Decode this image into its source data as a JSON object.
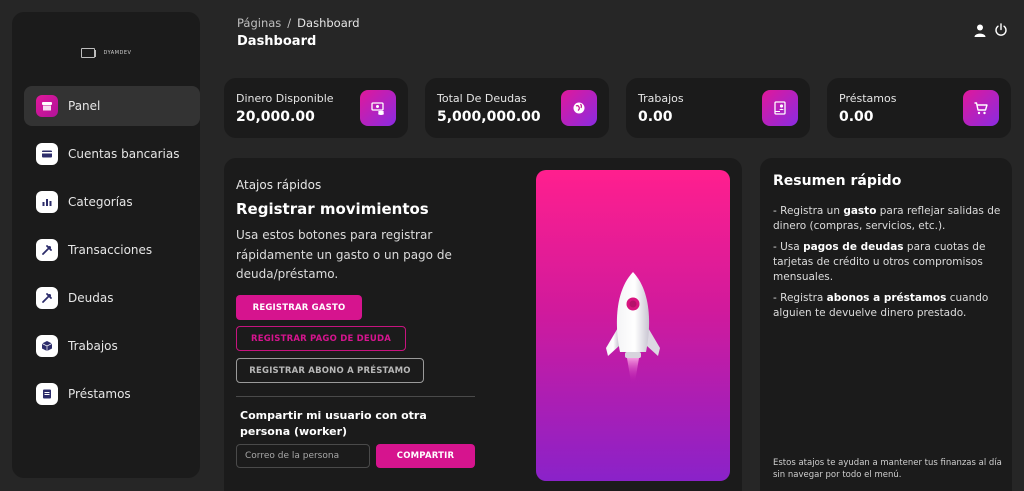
{
  "brand": {
    "logo_text": "DYAMDEV"
  },
  "sidebar": {
    "items": [
      {
        "label": "Panel",
        "icon": "store-icon",
        "active": true
      },
      {
        "label": "Cuentas bancarias",
        "icon": "credit-card-icon",
        "active": false
      },
      {
        "label": "Categorías",
        "icon": "chart-icon",
        "active": false
      },
      {
        "label": "Transacciones",
        "icon": "tools-icon",
        "active": false
      },
      {
        "label": "Deudas",
        "icon": "tools-icon",
        "active": false
      },
      {
        "label": "Trabajos",
        "icon": "box-icon",
        "active": false
      },
      {
        "label": "Préstamos",
        "icon": "document-icon",
        "active": false
      }
    ]
  },
  "header": {
    "breadcrumb_root": "Páginas",
    "breadcrumb_sep": "/",
    "breadcrumb_current": "Dashboard",
    "title": "Dashboard"
  },
  "stats": [
    {
      "label": "Dinero Disponible",
      "value": "20,000.00",
      "icon": "money-icon"
    },
    {
      "label": "Total De Deudas",
      "value": "5,000,000.00",
      "icon": "globe-icon"
    },
    {
      "label": "Trabajos",
      "value": "0.00",
      "icon": "badge-icon"
    },
    {
      "label": "Préstamos",
      "value": "0.00",
      "icon": "cart-icon"
    }
  ],
  "quick": {
    "label": "Atajos rápidos",
    "title": "Registrar movimientos",
    "description": "Usa estos botones para registrar rápidamente un gasto o un pago de deuda/préstamo.",
    "btn_gasto": "REGISTRAR GASTO",
    "btn_deuda": "REGISTRAR PAGO DE DEUDA",
    "btn_abono": "REGISTRAR ABONO A PRÉSTAMO",
    "share_title": "Compartir mi usuario con otra persona (worker)",
    "share_placeholder": "Correo de la persona",
    "share_button": "COMPARTIR"
  },
  "summary": {
    "title": "Resumen rápido",
    "items": [
      {
        "pre": "- Registra un ",
        "bold": "gasto",
        "post": " para reflejar salidas de dinero (compras, servicios, etc.)."
      },
      {
        "pre": "- Usa ",
        "bold": "pagos de deudas",
        "post": " para cuotas de tarjetas de crédito u otros compromisos mensuales."
      },
      {
        "pre": "- Registra ",
        "bold": "abonos a préstamos",
        "post": " cuando alguien te devuelve dinero prestado."
      }
    ],
    "footer": "Estos atajos te ayudan a mantener tus finanzas al día sin navegar por todo el menú."
  },
  "colors": {
    "accent": "#d6148e",
    "gradient_end": "#8a22c9",
    "card_bg": "#1b1b1b",
    "page_bg": "#262626"
  }
}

EXERCISE GOAL
Leave out the pictures and print every line of the data exactly.

FINAL ANSWER
Decode this image into its source data as a JSON object.
{
  "brand": {
    "logo_text": "DYAMDEV"
  },
  "sidebar": {
    "items": [
      {
        "label": "Panel",
        "icon": "store-icon",
        "active": true
      },
      {
        "label": "Cuentas bancarias",
        "icon": "credit-card-icon",
        "active": false
      },
      {
        "label": "Categorías",
        "icon": "chart-icon",
        "active": false
      },
      {
        "label": "Transacciones",
        "icon": "tools-icon",
        "active": false
      },
      {
        "label": "Deudas",
        "icon": "tools-icon",
        "active": false
      },
      {
        "label": "Trabajos",
        "icon": "box-icon",
        "active": false
      },
      {
        "label": "Préstamos",
        "icon": "document-icon",
        "active": false
      }
    ]
  },
  "header": {
    "breadcrumb_root": "Páginas",
    "breadcrumb_sep": "/",
    "breadcrumb_current": "Dashboard",
    "title": "Dashboard"
  },
  "stats": [
    {
      "label": "Dinero Disponible",
      "value": "20,000.00",
      "icon": "money-icon"
    },
    {
      "label": "Total De Deudas",
      "value": "5,000,000.00",
      "icon": "globe-icon"
    },
    {
      "label": "Trabajos",
      "value": "0.00",
      "icon": "badge-icon"
    },
    {
      "label": "Préstamos",
      "value": "0.00",
      "icon": "cart-icon"
    }
  ],
  "quick": {
    "label": "Atajos rápidos",
    "title": "Registrar movimientos",
    "description": "Usa estos botones para registrar rápidamente un gasto o un pago de deuda/préstamo.",
    "btn_gasto": "REGISTRAR GASTO",
    "btn_deuda": "REGISTRAR PAGO DE DEUDA",
    "btn_abono": "REGISTRAR ABONO A PRÉSTAMO",
    "share_title": "Compartir mi usuario con otra persona (worker)",
    "share_placeholder": "Correo de la persona",
    "share_button": "COMPARTIR"
  },
  "summary": {
    "title": "Resumen rápido",
    "items": [
      {
        "pre": "- Registra un ",
        "bold": "gasto",
        "post": " para reflejar salidas de dinero (compras, servicios, etc.)."
      },
      {
        "pre": "- Usa ",
        "bold": "pagos de deudas",
        "post": " para cuotas de tarjetas de crédito u otros compromisos mensuales."
      },
      {
        "pre": "- Registra ",
        "bold": "abonos a préstamos",
        "post": " cuando alguien te devuelve dinero prestado."
      }
    ],
    "footer": "Estos atajos te ayudan a mantener tus finanzas al día sin navegar por todo el menú."
  },
  "colors": {
    "accent": "#d6148e",
    "gradient_end": "#8a22c9",
    "card_bg": "#1b1b1b",
    "page_bg": "#262626"
  }
}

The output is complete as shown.